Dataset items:

▬▬▬▬▬▬

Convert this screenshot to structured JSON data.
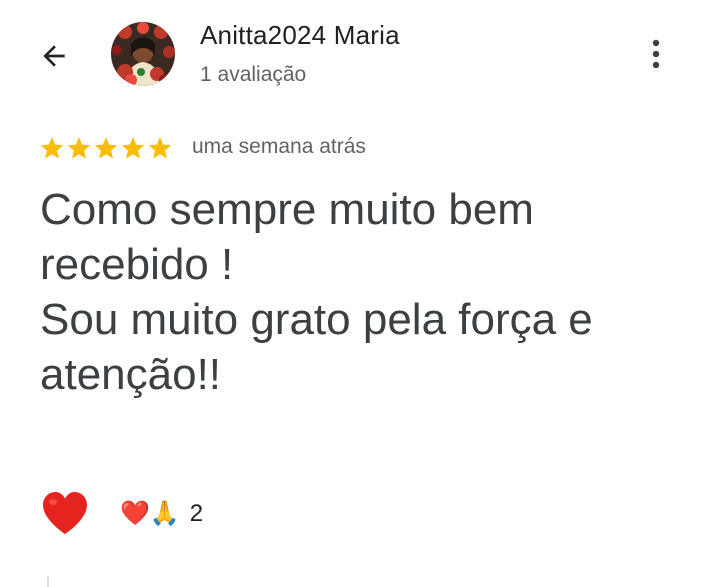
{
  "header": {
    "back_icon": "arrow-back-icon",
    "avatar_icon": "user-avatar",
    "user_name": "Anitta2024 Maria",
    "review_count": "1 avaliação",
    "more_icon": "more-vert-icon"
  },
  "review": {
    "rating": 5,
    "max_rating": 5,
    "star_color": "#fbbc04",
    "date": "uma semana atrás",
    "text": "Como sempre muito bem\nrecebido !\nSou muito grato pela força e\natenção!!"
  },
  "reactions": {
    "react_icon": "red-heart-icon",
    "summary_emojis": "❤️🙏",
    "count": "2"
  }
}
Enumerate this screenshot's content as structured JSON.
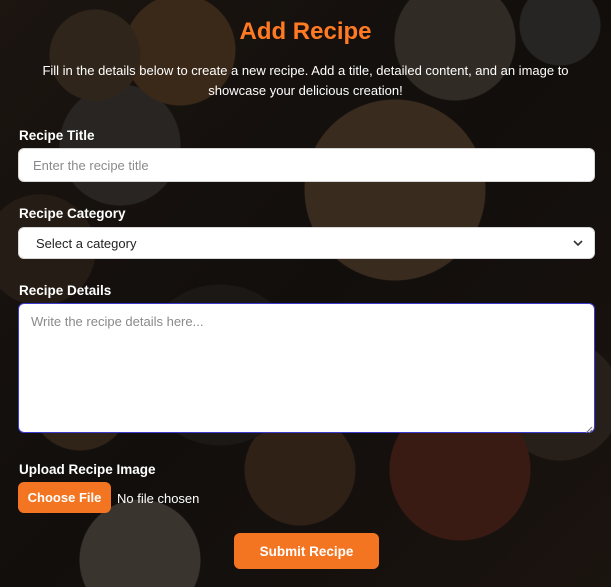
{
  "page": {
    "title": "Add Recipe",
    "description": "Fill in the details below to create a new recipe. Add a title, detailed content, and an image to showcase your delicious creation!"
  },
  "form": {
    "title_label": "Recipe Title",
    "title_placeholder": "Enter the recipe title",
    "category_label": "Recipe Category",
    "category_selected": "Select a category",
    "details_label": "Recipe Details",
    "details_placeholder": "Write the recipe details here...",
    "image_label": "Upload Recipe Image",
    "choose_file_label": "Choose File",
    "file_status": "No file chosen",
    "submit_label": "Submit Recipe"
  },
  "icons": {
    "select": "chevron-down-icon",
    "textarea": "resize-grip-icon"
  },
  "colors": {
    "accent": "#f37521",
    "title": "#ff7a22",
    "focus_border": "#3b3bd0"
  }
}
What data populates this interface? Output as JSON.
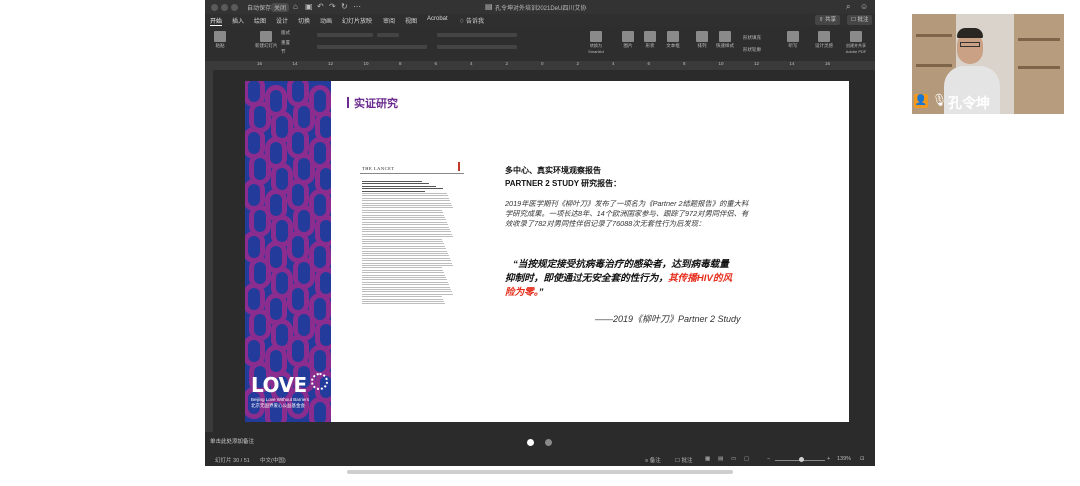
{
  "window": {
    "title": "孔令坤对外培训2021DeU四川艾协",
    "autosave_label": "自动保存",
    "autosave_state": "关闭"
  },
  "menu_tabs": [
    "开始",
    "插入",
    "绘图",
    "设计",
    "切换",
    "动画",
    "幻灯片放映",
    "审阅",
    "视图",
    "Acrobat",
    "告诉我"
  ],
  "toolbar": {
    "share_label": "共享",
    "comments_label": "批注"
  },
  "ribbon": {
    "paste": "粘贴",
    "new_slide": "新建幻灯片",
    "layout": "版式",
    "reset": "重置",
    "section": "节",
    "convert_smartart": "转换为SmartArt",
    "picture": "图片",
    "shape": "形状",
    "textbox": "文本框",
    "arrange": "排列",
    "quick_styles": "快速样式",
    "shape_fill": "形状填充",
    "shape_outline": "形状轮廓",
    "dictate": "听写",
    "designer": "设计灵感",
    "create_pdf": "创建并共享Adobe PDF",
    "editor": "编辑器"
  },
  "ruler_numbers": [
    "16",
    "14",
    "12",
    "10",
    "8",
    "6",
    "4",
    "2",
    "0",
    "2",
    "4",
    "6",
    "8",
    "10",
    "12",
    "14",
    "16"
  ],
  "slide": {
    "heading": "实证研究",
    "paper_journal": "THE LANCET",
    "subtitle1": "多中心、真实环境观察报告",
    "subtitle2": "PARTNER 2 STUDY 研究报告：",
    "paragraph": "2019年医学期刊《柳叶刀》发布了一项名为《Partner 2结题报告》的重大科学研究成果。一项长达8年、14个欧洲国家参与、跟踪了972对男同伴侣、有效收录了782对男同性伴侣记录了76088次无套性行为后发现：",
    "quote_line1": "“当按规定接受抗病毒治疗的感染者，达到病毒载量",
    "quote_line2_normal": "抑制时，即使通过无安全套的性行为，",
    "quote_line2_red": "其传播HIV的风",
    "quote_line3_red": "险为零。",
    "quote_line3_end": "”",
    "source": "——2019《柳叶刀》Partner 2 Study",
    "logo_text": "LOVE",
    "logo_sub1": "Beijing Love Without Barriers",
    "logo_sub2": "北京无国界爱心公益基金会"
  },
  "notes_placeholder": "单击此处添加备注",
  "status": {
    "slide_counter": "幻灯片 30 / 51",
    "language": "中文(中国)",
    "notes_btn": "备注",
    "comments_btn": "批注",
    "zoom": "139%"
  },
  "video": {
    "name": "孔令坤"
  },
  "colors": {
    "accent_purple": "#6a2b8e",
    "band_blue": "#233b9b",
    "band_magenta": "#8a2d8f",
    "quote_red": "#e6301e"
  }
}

▬▬▬▬▬▬

Prompt =
Reproduce the whole listing exactly, but not the images in it.

Written solution =
Convert this screenshot to structured JSON data.
{
  "header": {
    "back_icon": "arrow-back-icon",
    "avatar_icon": "user-avatar",
    "user_name": "Anitta2024 Maria",
    "review_count": "1 avaliação",
    "more_icon": "more-vert-icon"
  },
  "review": {
    "rating": 5,
    "max_rating": 5,
    "star_color": "#fbbc04",
    "date": "uma semana atrás",
    "text": "Como sempre muito bem\nrecebido !\nSou muito grato pela força e\natenção!!"
  },
  "reactions": {
    "react_icon": "red-heart-icon",
    "summary_emojis": "❤️🙏",
    "count": "2"
  }
}
Enumerate this screenshot's content as structured JSON.
{
  "page": {
    "title": "Add Recipe",
    "description": "Fill in the details below to create a new recipe. Add a title, detailed content, and an image to showcase your delicious creation!"
  },
  "form": {
    "title_label": "Recipe Title",
    "title_placeholder": "Enter the recipe title",
    "category_label": "Recipe Category",
    "category_selected": "Select a category",
    "details_label": "Recipe Details",
    "details_placeholder": "Write the recipe details here...",
    "image_label": "Upload Recipe Image",
    "choose_file_label": "Choose File",
    "file_status": "No file chosen",
    "submit_label": "Submit Recipe"
  },
  "icons": {
    "select": "chevron-down-icon",
    "textarea": "resize-grip-icon"
  },
  "colors": {
    "accent": "#f37521",
    "title": "#ff7a22",
    "focus_border": "#3b3bd0"
  }
}
What data populates this interface? Output as JSON.
{
  "window": {
    "title": "孔令坤对外培训2021DeU四川艾协",
    "autosave_label": "自动保存",
    "autosave_state": "关闭"
  },
  "menu_tabs": [
    "开始",
    "插入",
    "绘图",
    "设计",
    "切换",
    "动画",
    "幻灯片放映",
    "审阅",
    "视图",
    "Acrobat",
    "告诉我"
  ],
  "toolbar": {
    "share_label": "共享",
    "comments_label": "批注"
  },
  "ribbon": {
    "paste": "粘贴",
    "new_slide": "新建幻灯片",
    "layout": "版式",
    "reset": "重置",
    "section": "节",
    "convert_smartart": "转换为SmartArt",
    "picture": "图片",
    "shape": "形状",
    "textbox": "文本框",
    "arrange": "排列",
    "quick_styles": "快速样式",
    "shape_fill": "形状填充",
    "shape_outline": "形状轮廓",
    "dictate": "听写",
    "designer": "设计灵感",
    "create_pdf": "创建并共享Adobe PDF",
    "editor": "编辑器"
  },
  "ruler_numbers": [
    "16",
    "14",
    "12",
    "10",
    "8",
    "6",
    "4",
    "2",
    "0",
    "2",
    "4",
    "6",
    "8",
    "10",
    "12",
    "14",
    "16"
  ],
  "slide": {
    "heading": "实证研究",
    "paper_journal": "THE LANCET",
    "subtitle1": "多中心、真实环境观察报告",
    "subtitle2": "PARTNER 2 STUDY 研究报告：",
    "paragraph": "2019年医学期刊《柳叶刀》发布了一项名为《Partner 2结题报告》的重大科学研究成果。一项长达8年、14个欧洲国家参与、跟踪了972对男同伴侣、有效收录了782对男同性伴侣记录了76088次无套性行为后发现：",
    "quote_line1": "“当按规定接受抗病毒治疗的感染者，达到病毒载量",
    "quote_line2_normal": "抑制时，即使通过无安全套的性行为，",
    "quote_line2_red": "其传播HIV的风",
    "quote_line3_red": "险为零。",
    "quote_line3_end": "”",
    "source": "——2019《柳叶刀》Partner 2 Study",
    "logo_text": "LOVE",
    "logo_sub1": "Beijing Love Without Barriers",
    "logo_sub2": "北京无国界爱心公益基金会"
  },
  "notes_placeholder": "单击此处添加备注",
  "status": {
    "slide_counter": "幻灯片 30 / 51",
    "language": "中文(中国)",
    "notes_btn": "备注",
    "comments_btn": "批注",
    "zoom": "139%"
  },
  "video": {
    "name": "孔令坤"
  },
  "colors": {
    "accent_purple": "#6a2b8e",
    "band_blue": "#233b9b",
    "band_magenta": "#8a2d8f",
    "quote_red": "#e6301e"
  }
}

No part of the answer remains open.